Extracts from a graphics dataset
• • •

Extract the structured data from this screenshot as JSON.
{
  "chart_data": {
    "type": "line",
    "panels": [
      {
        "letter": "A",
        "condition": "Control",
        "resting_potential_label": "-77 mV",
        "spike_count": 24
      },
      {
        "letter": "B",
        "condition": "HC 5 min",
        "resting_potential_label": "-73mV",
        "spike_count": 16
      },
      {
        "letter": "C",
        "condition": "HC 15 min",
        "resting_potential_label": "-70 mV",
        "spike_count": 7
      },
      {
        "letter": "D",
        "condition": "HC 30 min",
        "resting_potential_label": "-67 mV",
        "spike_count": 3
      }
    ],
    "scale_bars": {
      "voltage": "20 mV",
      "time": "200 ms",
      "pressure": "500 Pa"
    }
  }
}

• • •

TASK
Above are some records; extract every one of them exactly.

OUTPUT BELOW
Extract the structured data from this screenshot as JSON.
{
  "chart_data": {
    "type": "line",
    "panels": [
      {
        "letter": "A",
        "condition": "Control",
        "resting_potential_label": "-77 mV",
        "spike_count": 24
      },
      {
        "letter": "B",
        "condition": "HC 5 min",
        "resting_potential_label": "-73mV",
        "spike_count": 16
      },
      {
        "letter": "C",
        "condition": "HC 15 min",
        "resting_potential_label": "-70 mV",
        "spike_count": 7
      },
      {
        "letter": "D",
        "condition": "HC 30 min",
        "resting_potential_label": "-67 mV",
        "spike_count": 3
      }
    ],
    "scale_bars": {
      "voltage": "20 mV",
      "time": "200 ms",
      "pressure": "500 Pa"
    }
  }
}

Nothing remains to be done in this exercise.